• Listed records:
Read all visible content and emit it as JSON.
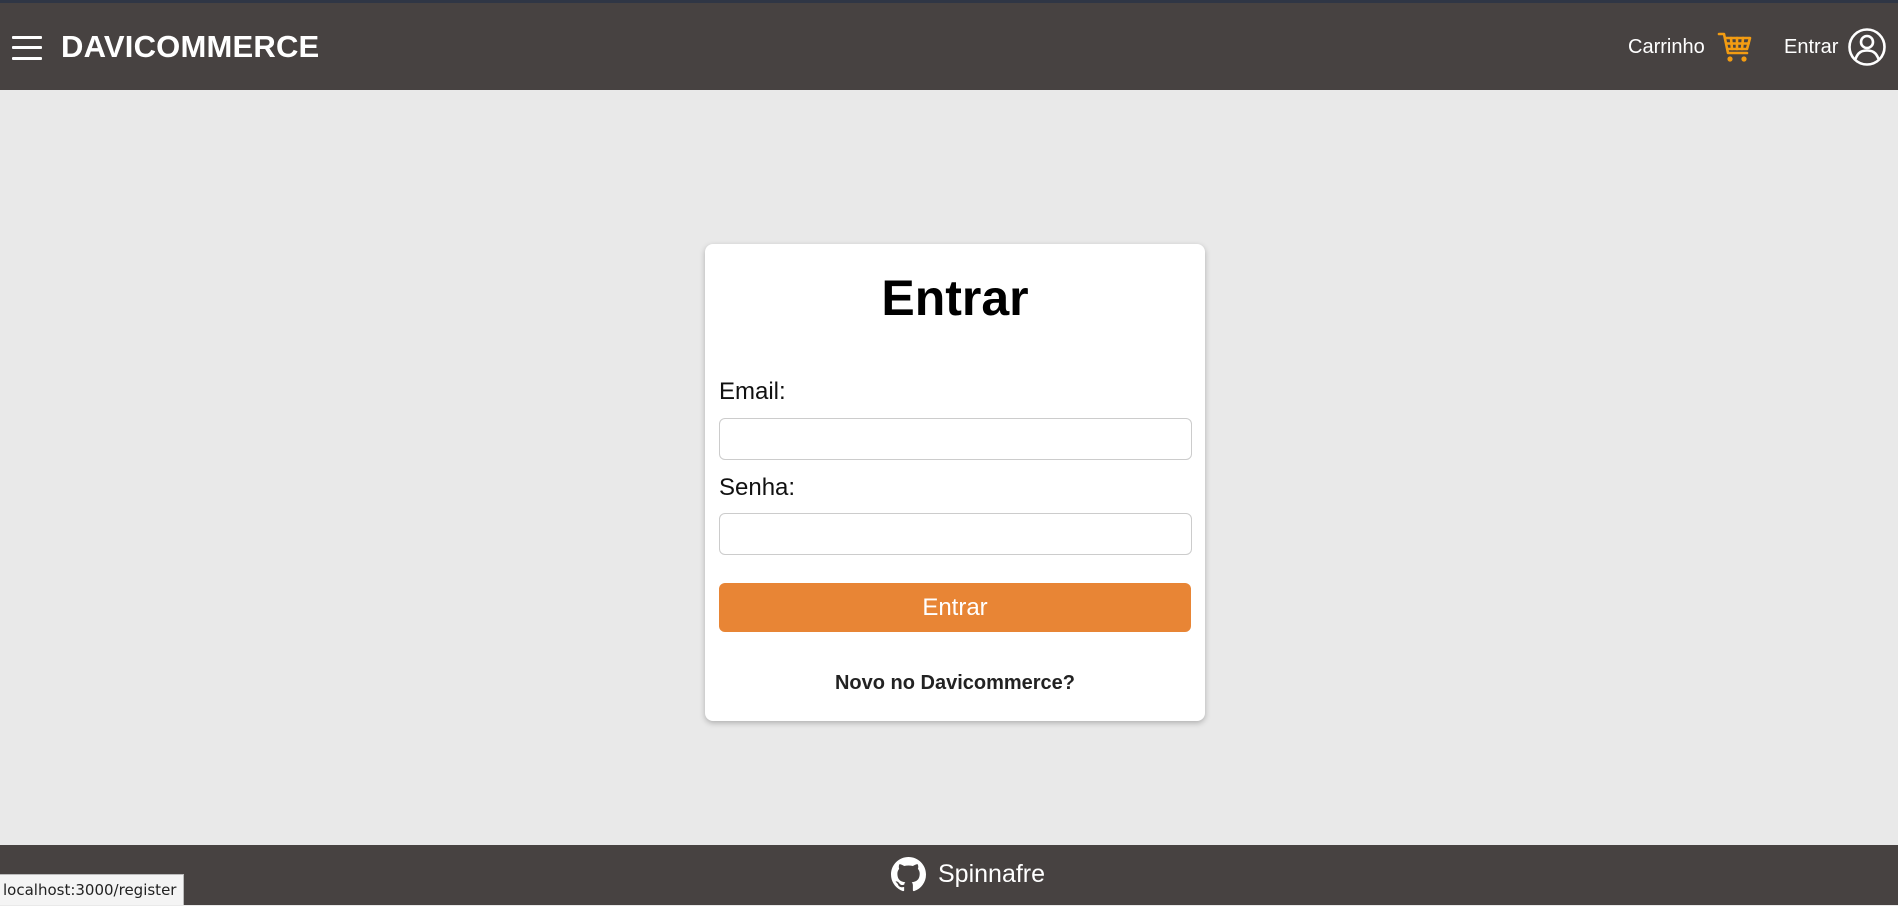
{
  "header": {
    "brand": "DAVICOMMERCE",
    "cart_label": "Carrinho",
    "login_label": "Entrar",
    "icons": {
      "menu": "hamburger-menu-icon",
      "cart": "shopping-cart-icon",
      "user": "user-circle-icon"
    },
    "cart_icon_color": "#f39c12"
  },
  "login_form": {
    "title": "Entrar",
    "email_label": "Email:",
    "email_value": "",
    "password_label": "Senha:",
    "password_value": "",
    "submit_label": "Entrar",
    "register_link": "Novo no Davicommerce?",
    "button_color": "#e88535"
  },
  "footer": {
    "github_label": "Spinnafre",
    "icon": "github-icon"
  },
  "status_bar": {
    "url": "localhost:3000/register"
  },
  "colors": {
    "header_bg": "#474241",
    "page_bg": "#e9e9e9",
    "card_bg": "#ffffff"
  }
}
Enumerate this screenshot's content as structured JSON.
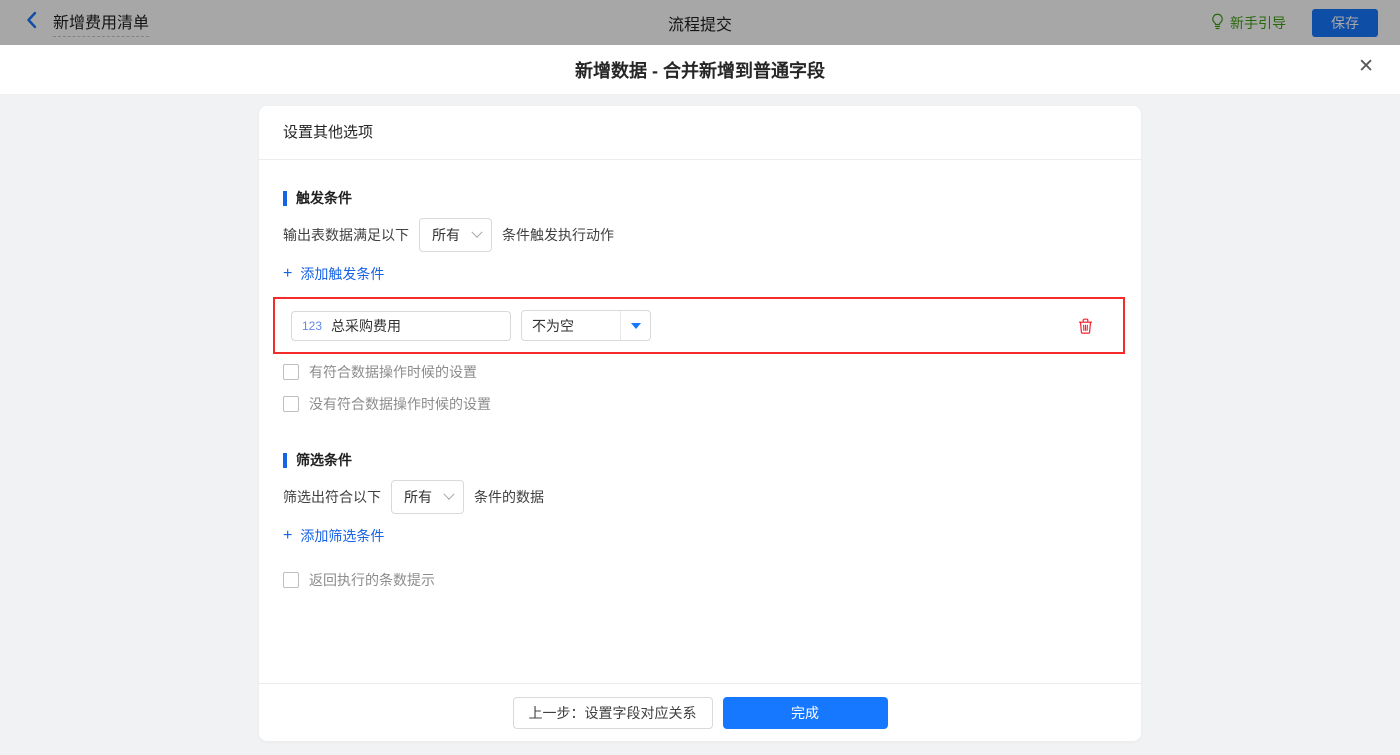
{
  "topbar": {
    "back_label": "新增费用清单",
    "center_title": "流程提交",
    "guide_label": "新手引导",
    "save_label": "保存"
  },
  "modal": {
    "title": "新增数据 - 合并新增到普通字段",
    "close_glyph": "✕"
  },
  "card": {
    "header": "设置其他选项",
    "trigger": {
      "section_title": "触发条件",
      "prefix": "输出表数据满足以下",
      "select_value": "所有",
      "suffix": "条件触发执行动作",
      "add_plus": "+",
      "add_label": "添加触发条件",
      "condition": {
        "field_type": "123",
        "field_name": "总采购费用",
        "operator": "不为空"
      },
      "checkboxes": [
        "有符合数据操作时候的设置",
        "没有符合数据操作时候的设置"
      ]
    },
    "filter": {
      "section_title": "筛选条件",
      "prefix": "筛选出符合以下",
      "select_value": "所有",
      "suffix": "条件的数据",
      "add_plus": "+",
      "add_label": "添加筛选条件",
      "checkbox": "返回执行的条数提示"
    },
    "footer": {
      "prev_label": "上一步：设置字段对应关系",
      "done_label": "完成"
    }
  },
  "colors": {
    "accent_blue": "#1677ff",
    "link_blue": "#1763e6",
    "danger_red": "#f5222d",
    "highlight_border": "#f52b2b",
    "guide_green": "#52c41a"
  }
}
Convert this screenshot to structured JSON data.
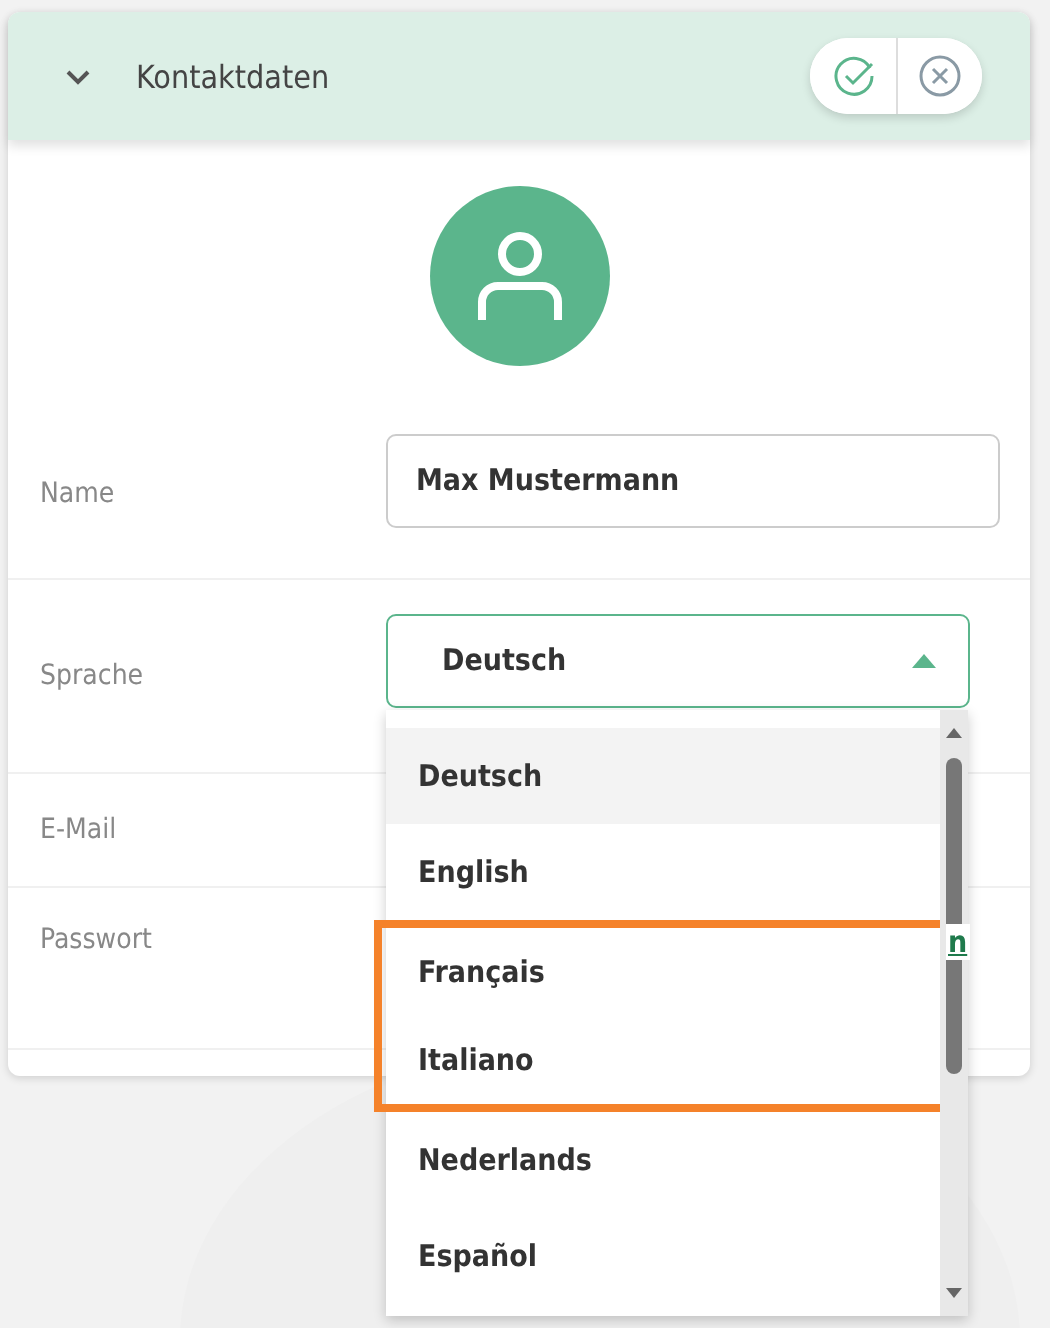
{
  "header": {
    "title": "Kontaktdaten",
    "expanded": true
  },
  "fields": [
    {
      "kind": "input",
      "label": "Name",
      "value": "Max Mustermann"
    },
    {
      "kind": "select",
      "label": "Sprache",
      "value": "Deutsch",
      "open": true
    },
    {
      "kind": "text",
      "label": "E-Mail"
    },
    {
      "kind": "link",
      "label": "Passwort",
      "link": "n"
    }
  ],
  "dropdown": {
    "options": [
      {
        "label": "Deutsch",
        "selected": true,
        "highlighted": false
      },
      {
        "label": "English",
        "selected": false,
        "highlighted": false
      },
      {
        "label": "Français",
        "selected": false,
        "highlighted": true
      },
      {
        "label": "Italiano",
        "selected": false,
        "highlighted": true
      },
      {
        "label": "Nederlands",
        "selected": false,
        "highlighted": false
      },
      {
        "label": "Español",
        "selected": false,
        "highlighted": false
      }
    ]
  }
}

• Written problem: Find and copy each line above that includes the string "this".

• Final result:
Enumerate this screenshot's content as structured JSON.
Convert this screenshot to structured JSON data.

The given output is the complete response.